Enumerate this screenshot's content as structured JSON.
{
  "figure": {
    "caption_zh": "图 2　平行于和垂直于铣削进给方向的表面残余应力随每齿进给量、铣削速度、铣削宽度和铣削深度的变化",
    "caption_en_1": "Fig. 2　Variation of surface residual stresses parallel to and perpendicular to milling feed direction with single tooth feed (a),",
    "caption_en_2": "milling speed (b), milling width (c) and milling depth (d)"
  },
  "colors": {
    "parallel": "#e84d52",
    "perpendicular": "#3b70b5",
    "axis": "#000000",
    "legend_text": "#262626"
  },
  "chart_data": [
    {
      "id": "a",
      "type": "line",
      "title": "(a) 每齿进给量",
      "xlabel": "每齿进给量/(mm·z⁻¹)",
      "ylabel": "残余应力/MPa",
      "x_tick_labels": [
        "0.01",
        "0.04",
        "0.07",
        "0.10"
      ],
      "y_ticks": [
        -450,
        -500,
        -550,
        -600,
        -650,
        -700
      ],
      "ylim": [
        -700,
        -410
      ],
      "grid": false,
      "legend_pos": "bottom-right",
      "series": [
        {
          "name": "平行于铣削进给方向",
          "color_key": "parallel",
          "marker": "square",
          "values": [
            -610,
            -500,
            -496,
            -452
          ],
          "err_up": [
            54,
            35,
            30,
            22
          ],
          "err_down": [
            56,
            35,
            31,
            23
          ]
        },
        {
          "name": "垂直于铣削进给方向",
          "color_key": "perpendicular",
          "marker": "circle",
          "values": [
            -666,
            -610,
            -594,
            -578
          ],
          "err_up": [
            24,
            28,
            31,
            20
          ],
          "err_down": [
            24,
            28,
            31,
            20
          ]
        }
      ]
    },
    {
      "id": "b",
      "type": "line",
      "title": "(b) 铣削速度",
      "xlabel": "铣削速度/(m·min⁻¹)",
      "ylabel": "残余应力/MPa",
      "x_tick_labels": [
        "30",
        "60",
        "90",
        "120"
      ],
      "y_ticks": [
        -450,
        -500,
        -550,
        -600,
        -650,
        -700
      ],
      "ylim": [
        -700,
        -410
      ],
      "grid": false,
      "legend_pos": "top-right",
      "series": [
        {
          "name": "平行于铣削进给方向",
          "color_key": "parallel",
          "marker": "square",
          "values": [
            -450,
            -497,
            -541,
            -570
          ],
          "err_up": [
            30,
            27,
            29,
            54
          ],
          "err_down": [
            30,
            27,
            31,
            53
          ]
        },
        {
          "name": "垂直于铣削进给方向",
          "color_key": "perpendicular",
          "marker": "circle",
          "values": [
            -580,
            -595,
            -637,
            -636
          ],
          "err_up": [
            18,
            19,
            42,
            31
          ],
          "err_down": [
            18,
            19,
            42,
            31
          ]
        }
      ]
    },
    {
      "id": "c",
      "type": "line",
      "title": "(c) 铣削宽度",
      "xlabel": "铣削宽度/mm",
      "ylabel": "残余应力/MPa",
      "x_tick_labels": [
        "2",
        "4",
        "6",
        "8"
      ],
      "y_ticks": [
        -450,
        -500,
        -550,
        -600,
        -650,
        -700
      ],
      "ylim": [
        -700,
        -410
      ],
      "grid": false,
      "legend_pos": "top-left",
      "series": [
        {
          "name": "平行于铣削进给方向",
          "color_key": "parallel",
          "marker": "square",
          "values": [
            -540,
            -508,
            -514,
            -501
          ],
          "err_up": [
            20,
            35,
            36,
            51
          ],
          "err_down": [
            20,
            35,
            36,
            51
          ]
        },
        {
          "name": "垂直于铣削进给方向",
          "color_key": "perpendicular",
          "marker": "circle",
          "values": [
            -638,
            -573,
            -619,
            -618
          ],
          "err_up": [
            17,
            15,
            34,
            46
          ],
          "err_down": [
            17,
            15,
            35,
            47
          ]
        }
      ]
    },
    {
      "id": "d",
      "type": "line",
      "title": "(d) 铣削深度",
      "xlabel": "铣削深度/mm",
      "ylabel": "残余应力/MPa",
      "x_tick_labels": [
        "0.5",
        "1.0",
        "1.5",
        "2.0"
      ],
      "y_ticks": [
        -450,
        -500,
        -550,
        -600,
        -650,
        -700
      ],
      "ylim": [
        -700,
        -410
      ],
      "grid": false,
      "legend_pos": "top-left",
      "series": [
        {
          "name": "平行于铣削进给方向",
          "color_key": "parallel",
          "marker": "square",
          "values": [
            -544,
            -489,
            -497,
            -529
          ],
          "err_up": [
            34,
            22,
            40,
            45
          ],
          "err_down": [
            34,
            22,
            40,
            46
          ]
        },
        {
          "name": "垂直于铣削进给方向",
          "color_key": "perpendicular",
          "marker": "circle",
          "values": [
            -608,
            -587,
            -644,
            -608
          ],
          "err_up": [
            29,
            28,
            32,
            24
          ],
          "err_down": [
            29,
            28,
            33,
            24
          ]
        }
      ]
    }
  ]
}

+++

## [TASK DIRECTIONS]
Print again each line of the listing above, exactly as it appears.

## [EXERCISE ANSWER]
Enumerate this screenshot's content as structured JSON.
{
  "figure": {
    "caption_zh": "图 2　平行于和垂直于铣削进给方向的表面残余应力随每齿进给量、铣削速度、铣削宽度和铣削深度的变化",
    "caption_en_1": "Fig. 2　Variation of surface residual stresses parallel to and perpendicular to milling feed direction with single tooth feed (a),",
    "caption_en_2": "milling speed (b), milling width (c) and milling depth (d)"
  },
  "colors": {
    "parallel": "#e84d52",
    "perpendicular": "#3b70b5",
    "axis": "#000000",
    "legend_text": "#262626"
  },
  "chart_data": [
    {
      "id": "a",
      "type": "line",
      "title": "(a) 每齿进给量",
      "xlabel": "每齿进给量/(mm·z⁻¹)",
      "ylabel": "残余应力/MPa",
      "x_tick_labels": [
        "0.01",
        "0.04",
        "0.07",
        "0.10"
      ],
      "y_ticks": [
        -450,
        -500,
        -550,
        -600,
        -650,
        -700
      ],
      "ylim": [
        -700,
        -410
      ],
      "grid": false,
      "legend_pos": "bottom-right",
      "series": [
        {
          "name": "平行于铣削进给方向",
          "color_key": "parallel",
          "marker": "square",
          "values": [
            -610,
            -500,
            -496,
            -452
          ],
          "err_up": [
            54,
            35,
            30,
            22
          ],
          "err_down": [
            56,
            35,
            31,
            23
          ]
        },
        {
          "name": "垂直于铣削进给方向",
          "color_key": "perpendicular",
          "marker": "circle",
          "values": [
            -666,
            -610,
            -594,
            -578
          ],
          "err_up": [
            24,
            28,
            31,
            20
          ],
          "err_down": [
            24,
            28,
            31,
            20
          ]
        }
      ]
    },
    {
      "id": "b",
      "type": "line",
      "title": "(b) 铣削速度",
      "xlabel": "铣削速度/(m·min⁻¹)",
      "ylabel": "残余应力/MPa",
      "x_tick_labels": [
        "30",
        "60",
        "90",
        "120"
      ],
      "y_ticks": [
        -450,
        -500,
        -550,
        -600,
        -650,
        -700
      ],
      "ylim": [
        -700,
        -410
      ],
      "grid": false,
      "legend_pos": "top-right",
      "series": [
        {
          "name": "平行于铣削进给方向",
          "color_key": "parallel",
          "marker": "square",
          "values": [
            -450,
            -497,
            -541,
            -570
          ],
          "err_up": [
            30,
            27,
            29,
            54
          ],
          "err_down": [
            30,
            27,
            31,
            53
          ]
        },
        {
          "name": "垂直于铣削进给方向",
          "color_key": "perpendicular",
          "marker": "circle",
          "values": [
            -580,
            -595,
            -637,
            -636
          ],
          "err_up": [
            18,
            19,
            42,
            31
          ],
          "err_down": [
            18,
            19,
            42,
            31
          ]
        }
      ]
    },
    {
      "id": "c",
      "type": "line",
      "title": "(c) 铣削宽度",
      "xlabel": "铣削宽度/mm",
      "ylabel": "残余应力/MPa",
      "x_tick_labels": [
        "2",
        "4",
        "6",
        "8"
      ],
      "y_ticks": [
        -450,
        -500,
        -550,
        -600,
        -650,
        -700
      ],
      "ylim": [
        -700,
        -410
      ],
      "grid": false,
      "legend_pos": "top-left",
      "series": [
        {
          "name": "平行于铣削进给方向",
          "color_key": "parallel",
          "marker": "square",
          "values": [
            -540,
            -508,
            -514,
            -501
          ],
          "err_up": [
            20,
            35,
            36,
            51
          ],
          "err_down": [
            20,
            35,
            36,
            51
          ]
        },
        {
          "name": "垂直于铣削进给方向",
          "color_key": "perpendicular",
          "marker": "circle",
          "values": [
            -638,
            -573,
            -619,
            -618
          ],
          "err_up": [
            17,
            15,
            34,
            46
          ],
          "err_down": [
            17,
            15,
            35,
            47
          ]
        }
      ]
    },
    {
      "id": "d",
      "type": "line",
      "title": "(d) 铣削深度",
      "xlabel": "铣削深度/mm",
      "ylabel": "残余应力/MPa",
      "x_tick_labels": [
        "0.5",
        "1.0",
        "1.5",
        "2.0"
      ],
      "y_ticks": [
        -450,
        -500,
        -550,
        -600,
        -650,
        -700
      ],
      "ylim": [
        -700,
        -410
      ],
      "grid": false,
      "legend_pos": "top-left",
      "series": [
        {
          "name": "平行于铣削进给方向",
          "color_key": "parallel",
          "marker": "square",
          "values": [
            -544,
            -489,
            -497,
            -529
          ],
          "err_up": [
            34,
            22,
            40,
            45
          ],
          "err_down": [
            34,
            22,
            40,
            46
          ]
        },
        {
          "name": "垂直于铣削进给方向",
          "color_key": "perpendicular",
          "marker": "circle",
          "values": [
            -608,
            -587,
            -644,
            -608
          ],
          "err_up": [
            29,
            28,
            32,
            24
          ],
          "err_down": [
            29,
            28,
            33,
            24
          ]
        }
      ]
    }
  ]
}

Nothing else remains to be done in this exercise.